**Given information:**
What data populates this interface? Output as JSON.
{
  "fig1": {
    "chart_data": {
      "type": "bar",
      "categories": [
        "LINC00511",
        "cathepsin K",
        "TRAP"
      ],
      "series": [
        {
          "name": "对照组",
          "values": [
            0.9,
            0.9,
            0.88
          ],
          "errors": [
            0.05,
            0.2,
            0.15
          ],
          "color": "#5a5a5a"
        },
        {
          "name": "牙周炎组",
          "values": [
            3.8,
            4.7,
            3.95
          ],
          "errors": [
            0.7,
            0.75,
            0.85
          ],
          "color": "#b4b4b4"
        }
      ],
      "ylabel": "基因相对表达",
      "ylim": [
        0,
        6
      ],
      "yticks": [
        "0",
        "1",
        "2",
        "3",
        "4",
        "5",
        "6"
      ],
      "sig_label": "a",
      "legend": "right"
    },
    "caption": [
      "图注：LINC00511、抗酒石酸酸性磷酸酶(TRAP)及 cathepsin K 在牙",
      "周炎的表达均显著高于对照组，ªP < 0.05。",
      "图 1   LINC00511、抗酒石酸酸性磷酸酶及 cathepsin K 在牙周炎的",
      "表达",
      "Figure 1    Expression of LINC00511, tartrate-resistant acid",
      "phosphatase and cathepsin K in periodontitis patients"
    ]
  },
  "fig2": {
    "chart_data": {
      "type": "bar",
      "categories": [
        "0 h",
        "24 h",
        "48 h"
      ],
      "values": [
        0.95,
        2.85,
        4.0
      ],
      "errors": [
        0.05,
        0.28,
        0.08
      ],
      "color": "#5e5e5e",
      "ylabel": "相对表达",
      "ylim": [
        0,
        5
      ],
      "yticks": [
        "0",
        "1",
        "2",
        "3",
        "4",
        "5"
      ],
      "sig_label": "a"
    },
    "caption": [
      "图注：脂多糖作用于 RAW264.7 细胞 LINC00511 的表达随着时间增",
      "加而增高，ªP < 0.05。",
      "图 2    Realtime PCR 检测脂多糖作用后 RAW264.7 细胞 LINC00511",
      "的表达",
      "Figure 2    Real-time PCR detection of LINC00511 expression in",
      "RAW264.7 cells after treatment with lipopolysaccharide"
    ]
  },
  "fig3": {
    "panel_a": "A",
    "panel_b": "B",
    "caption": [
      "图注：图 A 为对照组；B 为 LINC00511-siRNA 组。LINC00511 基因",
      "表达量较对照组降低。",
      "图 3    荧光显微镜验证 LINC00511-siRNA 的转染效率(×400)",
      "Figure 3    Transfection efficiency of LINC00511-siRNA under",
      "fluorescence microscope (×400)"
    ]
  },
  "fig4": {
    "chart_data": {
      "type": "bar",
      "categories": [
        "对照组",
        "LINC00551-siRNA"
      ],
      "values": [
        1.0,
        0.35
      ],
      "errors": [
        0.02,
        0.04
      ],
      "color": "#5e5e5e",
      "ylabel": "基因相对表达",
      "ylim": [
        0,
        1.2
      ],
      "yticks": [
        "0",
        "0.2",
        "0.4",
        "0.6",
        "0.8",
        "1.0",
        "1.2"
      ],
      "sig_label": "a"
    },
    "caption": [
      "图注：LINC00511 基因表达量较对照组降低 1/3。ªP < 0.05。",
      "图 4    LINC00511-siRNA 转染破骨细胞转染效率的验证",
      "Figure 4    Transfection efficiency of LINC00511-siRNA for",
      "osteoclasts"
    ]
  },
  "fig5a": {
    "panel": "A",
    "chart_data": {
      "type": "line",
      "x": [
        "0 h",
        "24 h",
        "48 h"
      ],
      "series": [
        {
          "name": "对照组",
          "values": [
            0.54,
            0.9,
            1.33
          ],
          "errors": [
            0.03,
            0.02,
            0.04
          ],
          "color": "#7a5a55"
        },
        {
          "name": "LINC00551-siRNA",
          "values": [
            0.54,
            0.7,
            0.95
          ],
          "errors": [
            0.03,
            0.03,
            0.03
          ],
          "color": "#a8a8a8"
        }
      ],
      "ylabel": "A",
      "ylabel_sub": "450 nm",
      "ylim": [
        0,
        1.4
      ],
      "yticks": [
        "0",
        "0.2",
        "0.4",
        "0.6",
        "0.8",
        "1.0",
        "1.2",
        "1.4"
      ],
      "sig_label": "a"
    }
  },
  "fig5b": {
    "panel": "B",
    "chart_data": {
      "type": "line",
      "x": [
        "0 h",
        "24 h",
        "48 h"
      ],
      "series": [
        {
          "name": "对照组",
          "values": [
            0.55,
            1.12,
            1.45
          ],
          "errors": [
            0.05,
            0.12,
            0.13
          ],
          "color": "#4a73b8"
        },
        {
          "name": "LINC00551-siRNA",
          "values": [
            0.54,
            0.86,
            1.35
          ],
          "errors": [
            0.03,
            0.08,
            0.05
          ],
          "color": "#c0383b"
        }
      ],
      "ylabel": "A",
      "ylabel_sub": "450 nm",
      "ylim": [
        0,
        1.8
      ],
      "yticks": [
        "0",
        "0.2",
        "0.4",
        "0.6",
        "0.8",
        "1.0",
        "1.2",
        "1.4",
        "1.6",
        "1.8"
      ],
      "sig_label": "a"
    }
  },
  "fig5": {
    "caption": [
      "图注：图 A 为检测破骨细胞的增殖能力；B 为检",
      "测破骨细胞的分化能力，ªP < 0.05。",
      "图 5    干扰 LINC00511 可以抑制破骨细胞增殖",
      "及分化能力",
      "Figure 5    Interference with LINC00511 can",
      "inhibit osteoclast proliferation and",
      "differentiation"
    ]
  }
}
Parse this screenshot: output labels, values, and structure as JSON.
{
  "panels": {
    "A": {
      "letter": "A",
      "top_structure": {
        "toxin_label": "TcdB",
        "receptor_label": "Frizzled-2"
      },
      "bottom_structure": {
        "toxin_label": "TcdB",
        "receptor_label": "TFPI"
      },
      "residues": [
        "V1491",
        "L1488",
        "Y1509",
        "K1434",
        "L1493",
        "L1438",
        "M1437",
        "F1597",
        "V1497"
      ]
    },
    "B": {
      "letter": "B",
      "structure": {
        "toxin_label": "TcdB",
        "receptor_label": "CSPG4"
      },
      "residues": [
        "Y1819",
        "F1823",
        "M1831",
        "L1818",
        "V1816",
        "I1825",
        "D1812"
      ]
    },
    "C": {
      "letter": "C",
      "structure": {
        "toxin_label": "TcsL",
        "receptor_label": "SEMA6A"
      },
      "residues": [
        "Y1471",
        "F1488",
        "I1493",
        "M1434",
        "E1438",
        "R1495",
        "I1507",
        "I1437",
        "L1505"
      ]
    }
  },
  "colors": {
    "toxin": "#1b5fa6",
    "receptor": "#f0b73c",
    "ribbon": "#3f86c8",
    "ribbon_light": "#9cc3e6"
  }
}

**Task instructions:**
In full and without alteration, transcribe the entries above.

**Your solution:**
What data populates this interface? Output as JSON.
{
  "fig1": {
    "chart_data": {
      "type": "bar",
      "categories": [
        "LINC00511",
        "cathepsin K",
        "TRAP"
      ],
      "series": [
        {
          "name": "对照组",
          "values": [
            0.9,
            0.9,
            0.88
          ],
          "errors": [
            0.05,
            0.2,
            0.15
          ],
          "color": "#5a5a5a"
        },
        {
          "name": "牙周炎组",
          "values": [
            3.8,
            4.7,
            3.95
          ],
          "errors": [
            0.7,
            0.75,
            0.85
          ],
          "color": "#b4b4b4"
        }
      ],
      "ylabel": "基因相对表达",
      "ylim": [
        0,
        6
      ],
      "yticks": [
        "0",
        "1",
        "2",
        "3",
        "4",
        "5",
        "6"
      ],
      "sig_label": "a",
      "legend": "right"
    },
    "caption": [
      "图注：LINC00511、抗酒石酸酸性磷酸酶(TRAP)及 cathepsin K 在牙",
      "周炎的表达均显著高于对照组，ªP < 0.05。",
      "图 1   LINC00511、抗酒石酸酸性磷酸酶及 cathepsin K 在牙周炎的",
      "表达",
      "Figure 1    Expression of LINC00511, tartrate-resistant acid",
      "phosphatase and cathepsin K in periodontitis patients"
    ]
  },
  "fig2": {
    "chart_data": {
      "type": "bar",
      "categories": [
        "0 h",
        "24 h",
        "48 h"
      ],
      "values": [
        0.95,
        2.85,
        4.0
      ],
      "errors": [
        0.05,
        0.28,
        0.08
      ],
      "color": "#5e5e5e",
      "ylabel": "相对表达",
      "ylim": [
        0,
        5
      ],
      "yticks": [
        "0",
        "1",
        "2",
        "3",
        "4",
        "5"
      ],
      "sig_label": "a"
    },
    "caption": [
      "图注：脂多糖作用于 RAW264.7 细胞 LINC00511 的表达随着时间增",
      "加而增高，ªP < 0.05。",
      "图 2    Realtime PCR 检测脂多糖作用后 RAW264.7 细胞 LINC00511",
      "的表达",
      "Figure 2    Real-time PCR detection of LINC00511 expression in",
      "RAW264.7 cells after treatment with lipopolysaccharide"
    ]
  },
  "fig3": {
    "panel_a": "A",
    "panel_b": "B",
    "caption": [
      "图注：图 A 为对照组；B 为 LINC00511-siRNA 组。LINC00511 基因",
      "表达量较对照组降低。",
      "图 3    荧光显微镜验证 LINC00511-siRNA 的转染效率(×400)",
      "Figure 3    Transfection efficiency of LINC00511-siRNA under",
      "fluorescence microscope (×400)"
    ]
  },
  "fig4": {
    "chart_data": {
      "type": "bar",
      "categories": [
        "对照组",
        "LINC00551-siRNA"
      ],
      "values": [
        1.0,
        0.35
      ],
      "errors": [
        0.02,
        0.04
      ],
      "color": "#5e5e5e",
      "ylabel": "基因相对表达",
      "ylim": [
        0,
        1.2
      ],
      "yticks": [
        "0",
        "0.2",
        "0.4",
        "0.6",
        "0.8",
        "1.0",
        "1.2"
      ],
      "sig_label": "a"
    },
    "caption": [
      "图注：LINC00511 基因表达量较对照组降低 1/3。ªP < 0.05。",
      "图 4    LINC00511-siRNA 转染破骨细胞转染效率的验证",
      "Figure 4    Transfection efficiency of LINC00511-siRNA for",
      "osteoclasts"
    ]
  },
  "fig5a": {
    "panel": "A",
    "chart_data": {
      "type": "line",
      "x": [
        "0 h",
        "24 h",
        "48 h"
      ],
      "series": [
        {
          "name": "对照组",
          "values": [
            0.54,
            0.9,
            1.33
          ],
          "errors": [
            0.03,
            0.02,
            0.04
          ],
          "color": "#7a5a55"
        },
        {
          "name": "LINC00551-siRNA",
          "values": [
            0.54,
            0.7,
            0.95
          ],
          "errors": [
            0.03,
            0.03,
            0.03
          ],
          "color": "#a8a8a8"
        }
      ],
      "ylabel": "A",
      "ylabel_sub": "450 nm",
      "ylim": [
        0,
        1.4
      ],
      "yticks": [
        "0",
        "0.2",
        "0.4",
        "0.6",
        "0.8",
        "1.0",
        "1.2",
        "1.4"
      ],
      "sig_label": "a"
    }
  },
  "fig5b": {
    "panel": "B",
    "chart_data": {
      "type": "line",
      "x": [
        "0 h",
        "24 h",
        "48 h"
      ],
      "series": [
        {
          "name": "对照组",
          "values": [
            0.55,
            1.12,
            1.45
          ],
          "errors": [
            0.05,
            0.12,
            0.13
          ],
          "color": "#4a73b8"
        },
        {
          "name": "LINC00551-siRNA",
          "values": [
            0.54,
            0.86,
            1.35
          ],
          "errors": [
            0.03,
            0.08,
            0.05
          ],
          "color": "#c0383b"
        }
      ],
      "ylabel": "A",
      "ylabel_sub": "450 nm",
      "ylim": [
        0,
        1.8
      ],
      "yticks": [
        "0",
        "0.2",
        "0.4",
        "0.6",
        "0.8",
        "1.0",
        "1.2",
        "1.4",
        "1.6",
        "1.8"
      ],
      "sig_label": "a"
    }
  },
  "fig5": {
    "caption": [
      "图注：图 A 为检测破骨细胞的增殖能力；B 为检",
      "测破骨细胞的分化能力，ªP < 0.05。",
      "图 5    干扰 LINC00511 可以抑制破骨细胞增殖",
      "及分化能力",
      "Figure 5    Interference with LINC00511 can",
      "inhibit osteoclast proliferation and",
      "differentiation"
    ]
  }
}
Parse this screenshot: output labels, values, and structure as JSON.
{
  "panels": {
    "A": {
      "letter": "A",
      "top_structure": {
        "toxin_label": "TcdB",
        "receptor_label": "Frizzled-2"
      },
      "bottom_structure": {
        "toxin_label": "TcdB",
        "receptor_label": "TFPI"
      },
      "residues": [
        "V1491",
        "L1488",
        "Y1509",
        "K1434",
        "L1493",
        "L1438",
        "M1437",
        "F1597",
        "V1497"
      ]
    },
    "B": {
      "letter": "B",
      "structure": {
        "toxin_label": "TcdB",
        "receptor_label": "CSPG4"
      },
      "residues": [
        "Y1819",
        "F1823",
        "M1831",
        "L1818",
        "V1816",
        "I1825",
        "D1812"
      ]
    },
    "C": {
      "letter": "C",
      "structure": {
        "toxin_label": "TcsL",
        "receptor_label": "SEMA6A"
      },
      "residues": [
        "Y1471",
        "F1488",
        "I1493",
        "M1434",
        "E1438",
        "R1495",
        "I1507",
        "I1437",
        "L1505"
      ]
    }
  },
  "colors": {
    "toxin": "#1b5fa6",
    "receptor": "#f0b73c",
    "ribbon": "#3f86c8",
    "ribbon_light": "#9cc3e6"
  }
}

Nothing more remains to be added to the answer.